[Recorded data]
◇ ◇ ◇ ◇ ◇
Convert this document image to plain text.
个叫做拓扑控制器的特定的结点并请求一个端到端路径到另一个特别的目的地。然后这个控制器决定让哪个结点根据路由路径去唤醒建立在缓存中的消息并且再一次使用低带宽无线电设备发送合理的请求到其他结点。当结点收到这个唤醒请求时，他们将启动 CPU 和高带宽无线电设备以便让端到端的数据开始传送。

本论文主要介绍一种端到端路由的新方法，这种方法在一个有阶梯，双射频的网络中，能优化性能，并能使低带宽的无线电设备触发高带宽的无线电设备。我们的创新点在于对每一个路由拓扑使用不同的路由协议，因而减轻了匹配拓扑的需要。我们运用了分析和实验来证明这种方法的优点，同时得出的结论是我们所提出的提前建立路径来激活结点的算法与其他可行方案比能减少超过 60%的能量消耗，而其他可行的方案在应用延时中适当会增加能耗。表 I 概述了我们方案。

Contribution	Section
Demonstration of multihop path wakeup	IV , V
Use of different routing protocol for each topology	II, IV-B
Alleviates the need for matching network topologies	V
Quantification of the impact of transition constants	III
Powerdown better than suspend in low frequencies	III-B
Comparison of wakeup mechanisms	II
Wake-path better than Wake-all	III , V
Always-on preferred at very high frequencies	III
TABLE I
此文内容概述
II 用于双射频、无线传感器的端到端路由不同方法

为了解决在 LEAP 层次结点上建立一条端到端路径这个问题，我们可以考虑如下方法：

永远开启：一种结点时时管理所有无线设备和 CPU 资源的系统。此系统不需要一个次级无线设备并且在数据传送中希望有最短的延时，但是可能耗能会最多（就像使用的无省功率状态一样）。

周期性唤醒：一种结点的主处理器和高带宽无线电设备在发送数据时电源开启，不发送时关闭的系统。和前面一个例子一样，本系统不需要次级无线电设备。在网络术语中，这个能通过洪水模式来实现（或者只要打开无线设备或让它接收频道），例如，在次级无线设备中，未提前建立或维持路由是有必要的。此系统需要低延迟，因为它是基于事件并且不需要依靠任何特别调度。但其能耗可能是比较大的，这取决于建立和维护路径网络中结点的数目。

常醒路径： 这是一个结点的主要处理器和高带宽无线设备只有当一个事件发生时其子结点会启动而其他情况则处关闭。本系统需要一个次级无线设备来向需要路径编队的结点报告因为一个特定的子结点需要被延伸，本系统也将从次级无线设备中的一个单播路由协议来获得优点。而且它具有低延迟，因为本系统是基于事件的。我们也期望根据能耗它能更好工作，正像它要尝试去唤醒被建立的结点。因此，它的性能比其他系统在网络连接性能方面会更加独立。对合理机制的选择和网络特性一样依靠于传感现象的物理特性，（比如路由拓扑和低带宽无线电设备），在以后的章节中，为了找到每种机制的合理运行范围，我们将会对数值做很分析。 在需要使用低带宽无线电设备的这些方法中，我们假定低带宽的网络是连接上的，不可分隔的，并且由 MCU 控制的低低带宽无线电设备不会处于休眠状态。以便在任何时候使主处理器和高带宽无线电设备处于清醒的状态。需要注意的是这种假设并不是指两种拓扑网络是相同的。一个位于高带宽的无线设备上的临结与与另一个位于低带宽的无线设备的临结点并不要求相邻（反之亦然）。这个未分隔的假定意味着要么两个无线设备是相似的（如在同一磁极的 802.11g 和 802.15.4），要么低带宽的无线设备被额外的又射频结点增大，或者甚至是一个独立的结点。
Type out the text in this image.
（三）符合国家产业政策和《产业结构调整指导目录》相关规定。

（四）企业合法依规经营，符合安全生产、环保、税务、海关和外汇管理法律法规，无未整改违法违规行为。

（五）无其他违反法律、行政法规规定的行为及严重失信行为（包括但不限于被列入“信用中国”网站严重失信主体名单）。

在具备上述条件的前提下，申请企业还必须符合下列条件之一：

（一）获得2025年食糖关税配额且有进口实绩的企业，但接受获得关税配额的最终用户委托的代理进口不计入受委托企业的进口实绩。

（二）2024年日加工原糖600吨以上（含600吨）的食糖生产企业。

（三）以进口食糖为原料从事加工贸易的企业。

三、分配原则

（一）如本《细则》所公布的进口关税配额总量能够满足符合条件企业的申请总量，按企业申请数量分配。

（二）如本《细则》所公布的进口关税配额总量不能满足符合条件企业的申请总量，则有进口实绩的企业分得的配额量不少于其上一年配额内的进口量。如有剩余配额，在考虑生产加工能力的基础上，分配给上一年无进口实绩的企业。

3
◇ ◇ ◇ ◇ ◇
== What the task requires ==
Quote the lines of the listing above that run from the line with "Type out the text in this image." through its last line, both included, and nothing else.

== Worked solution ==
Type out the text in this image.
（三）符合国家产业政策和《产业结构调整指导目录》相关规定。

（四）企业合法依规经营，符合安全生产、环保、税务、海关和外汇管理法律法规，无未整改违法违规行为。

（五）无其他违反法律、行政法规规定的行为及严重失信行为（包括但不限于被列入“信用中国”网站严重失信主体名单）。

在具备上述条件的前提下，申请企业还必须符合下列条件之一：

（一）获得2025年食糖关税配额且有进口实绩的企业，但接受获得关税配额的最终用户委托的代理进口不计入受委托企业的进口实绩。

（二）2024年日加工原糖600吨以上（含600吨）的食糖生产企业。

（三）以进口食糖为原料从事加工贸易的企业。

三、分配原则

（一）如本《细则》所公布的进口关税配额总量能够满足符合条件企业的申请总量，按企业申请数量分配。

（二）如本《细则》所公布的进口关税配额总量不能满足符合条件企业的申请总量，则有进口实绩的企业分得的配额量不少于其上一年配额内的进口量。如有剩余配额，在考虑生产加工能力的基础上，分配给上一年无进口实绩的企业。

3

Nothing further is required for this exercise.